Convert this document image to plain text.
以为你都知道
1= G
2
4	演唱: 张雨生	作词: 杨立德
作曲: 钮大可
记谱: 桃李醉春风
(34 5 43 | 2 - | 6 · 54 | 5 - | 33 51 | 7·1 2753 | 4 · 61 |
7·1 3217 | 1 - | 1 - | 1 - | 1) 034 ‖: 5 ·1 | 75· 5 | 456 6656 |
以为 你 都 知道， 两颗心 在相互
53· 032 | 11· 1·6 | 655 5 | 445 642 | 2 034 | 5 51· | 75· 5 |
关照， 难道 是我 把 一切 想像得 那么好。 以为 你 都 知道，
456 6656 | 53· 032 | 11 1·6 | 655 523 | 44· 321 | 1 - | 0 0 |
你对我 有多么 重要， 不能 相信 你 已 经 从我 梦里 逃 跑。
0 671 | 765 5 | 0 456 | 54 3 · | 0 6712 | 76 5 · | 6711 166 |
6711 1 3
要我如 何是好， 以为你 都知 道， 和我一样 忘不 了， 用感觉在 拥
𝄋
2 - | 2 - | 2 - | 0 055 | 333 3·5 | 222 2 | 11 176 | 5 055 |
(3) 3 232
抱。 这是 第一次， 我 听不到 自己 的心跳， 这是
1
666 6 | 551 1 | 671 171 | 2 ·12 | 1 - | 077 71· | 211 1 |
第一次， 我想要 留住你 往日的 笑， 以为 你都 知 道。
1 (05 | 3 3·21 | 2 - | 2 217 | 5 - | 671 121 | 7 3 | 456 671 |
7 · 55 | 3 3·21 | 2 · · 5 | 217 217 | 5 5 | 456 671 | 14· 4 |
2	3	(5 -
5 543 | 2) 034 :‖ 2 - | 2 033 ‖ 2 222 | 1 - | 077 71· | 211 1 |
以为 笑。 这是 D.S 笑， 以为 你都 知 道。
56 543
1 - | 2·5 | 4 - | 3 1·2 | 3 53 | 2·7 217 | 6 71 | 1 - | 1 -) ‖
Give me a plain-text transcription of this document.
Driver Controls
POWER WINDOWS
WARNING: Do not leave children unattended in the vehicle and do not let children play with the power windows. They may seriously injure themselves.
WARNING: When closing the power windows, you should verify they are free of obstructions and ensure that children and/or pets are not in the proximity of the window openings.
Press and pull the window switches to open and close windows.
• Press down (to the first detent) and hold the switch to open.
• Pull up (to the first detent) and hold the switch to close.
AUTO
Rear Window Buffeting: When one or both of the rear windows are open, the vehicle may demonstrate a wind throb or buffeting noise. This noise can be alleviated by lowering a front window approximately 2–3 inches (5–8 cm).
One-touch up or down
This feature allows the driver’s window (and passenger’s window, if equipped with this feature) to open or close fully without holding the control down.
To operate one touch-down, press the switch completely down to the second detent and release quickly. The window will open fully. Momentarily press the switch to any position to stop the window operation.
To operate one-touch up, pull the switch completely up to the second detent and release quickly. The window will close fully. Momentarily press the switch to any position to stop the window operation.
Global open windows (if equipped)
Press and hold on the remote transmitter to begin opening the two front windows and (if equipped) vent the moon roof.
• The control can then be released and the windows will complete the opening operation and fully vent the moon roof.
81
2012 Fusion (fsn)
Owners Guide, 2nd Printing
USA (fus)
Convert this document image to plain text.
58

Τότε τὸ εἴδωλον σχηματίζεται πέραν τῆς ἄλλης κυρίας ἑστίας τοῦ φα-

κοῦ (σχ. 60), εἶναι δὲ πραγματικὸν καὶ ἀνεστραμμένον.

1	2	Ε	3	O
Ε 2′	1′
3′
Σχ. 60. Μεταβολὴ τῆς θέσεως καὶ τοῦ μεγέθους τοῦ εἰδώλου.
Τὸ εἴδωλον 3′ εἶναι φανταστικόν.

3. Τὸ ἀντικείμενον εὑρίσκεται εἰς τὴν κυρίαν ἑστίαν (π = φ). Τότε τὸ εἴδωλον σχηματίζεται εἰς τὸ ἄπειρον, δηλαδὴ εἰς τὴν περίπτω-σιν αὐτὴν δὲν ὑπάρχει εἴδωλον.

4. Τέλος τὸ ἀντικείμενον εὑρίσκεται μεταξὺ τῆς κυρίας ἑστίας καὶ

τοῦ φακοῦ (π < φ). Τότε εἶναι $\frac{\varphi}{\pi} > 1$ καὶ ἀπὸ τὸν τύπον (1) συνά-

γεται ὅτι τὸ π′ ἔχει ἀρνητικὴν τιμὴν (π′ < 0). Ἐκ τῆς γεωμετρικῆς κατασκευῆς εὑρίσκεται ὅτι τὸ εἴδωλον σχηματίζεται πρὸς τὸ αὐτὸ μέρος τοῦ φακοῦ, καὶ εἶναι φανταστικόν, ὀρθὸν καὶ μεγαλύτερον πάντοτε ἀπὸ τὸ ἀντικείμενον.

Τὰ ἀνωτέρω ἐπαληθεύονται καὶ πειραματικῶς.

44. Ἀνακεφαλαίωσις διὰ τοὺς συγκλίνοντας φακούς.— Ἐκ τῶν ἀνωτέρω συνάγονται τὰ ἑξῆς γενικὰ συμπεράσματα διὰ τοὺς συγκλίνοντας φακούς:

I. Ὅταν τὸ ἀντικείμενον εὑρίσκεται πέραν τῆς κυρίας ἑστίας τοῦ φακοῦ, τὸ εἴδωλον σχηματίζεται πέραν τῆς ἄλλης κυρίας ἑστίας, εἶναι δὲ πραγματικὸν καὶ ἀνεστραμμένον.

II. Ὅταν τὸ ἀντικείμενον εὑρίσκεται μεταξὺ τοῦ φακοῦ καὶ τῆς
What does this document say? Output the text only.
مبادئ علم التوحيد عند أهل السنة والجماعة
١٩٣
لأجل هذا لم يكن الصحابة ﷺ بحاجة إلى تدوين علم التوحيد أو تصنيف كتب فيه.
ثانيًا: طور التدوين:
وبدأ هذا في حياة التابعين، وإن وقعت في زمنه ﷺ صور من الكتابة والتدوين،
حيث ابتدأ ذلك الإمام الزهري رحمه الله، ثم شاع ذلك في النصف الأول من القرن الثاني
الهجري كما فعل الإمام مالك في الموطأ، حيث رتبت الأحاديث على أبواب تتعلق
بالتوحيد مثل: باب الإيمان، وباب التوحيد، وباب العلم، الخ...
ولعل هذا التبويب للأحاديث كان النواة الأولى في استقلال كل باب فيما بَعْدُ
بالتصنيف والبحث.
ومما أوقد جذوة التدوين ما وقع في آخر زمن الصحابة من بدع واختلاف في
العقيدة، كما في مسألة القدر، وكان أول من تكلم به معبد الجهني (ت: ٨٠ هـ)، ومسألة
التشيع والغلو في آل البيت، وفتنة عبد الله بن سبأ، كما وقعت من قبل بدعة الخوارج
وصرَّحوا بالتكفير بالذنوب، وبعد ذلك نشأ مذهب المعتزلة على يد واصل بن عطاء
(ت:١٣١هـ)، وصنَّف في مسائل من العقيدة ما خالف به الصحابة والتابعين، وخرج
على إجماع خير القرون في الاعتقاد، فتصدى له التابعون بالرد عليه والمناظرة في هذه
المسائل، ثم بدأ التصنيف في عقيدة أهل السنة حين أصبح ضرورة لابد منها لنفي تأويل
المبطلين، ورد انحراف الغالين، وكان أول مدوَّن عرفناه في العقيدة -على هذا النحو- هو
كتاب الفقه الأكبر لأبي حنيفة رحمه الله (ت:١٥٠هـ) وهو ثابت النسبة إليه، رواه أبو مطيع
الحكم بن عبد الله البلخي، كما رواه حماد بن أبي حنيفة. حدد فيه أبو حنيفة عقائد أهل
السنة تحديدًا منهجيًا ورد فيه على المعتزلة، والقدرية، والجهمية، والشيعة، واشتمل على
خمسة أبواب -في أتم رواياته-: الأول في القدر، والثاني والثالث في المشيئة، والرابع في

___

## [THE REQUEST]
Gather each line from the listing above that holds "equipped".

## [TASK SOLUTION]
This feature allows the driver’s window (and passenger’s window, if equipped with this feature) to open or close fully without holding the control down.
Global open windows (if equipped)
Press and hold on the remote transmitter to begin opening the two front windows and (if equipped) vent the moon roof.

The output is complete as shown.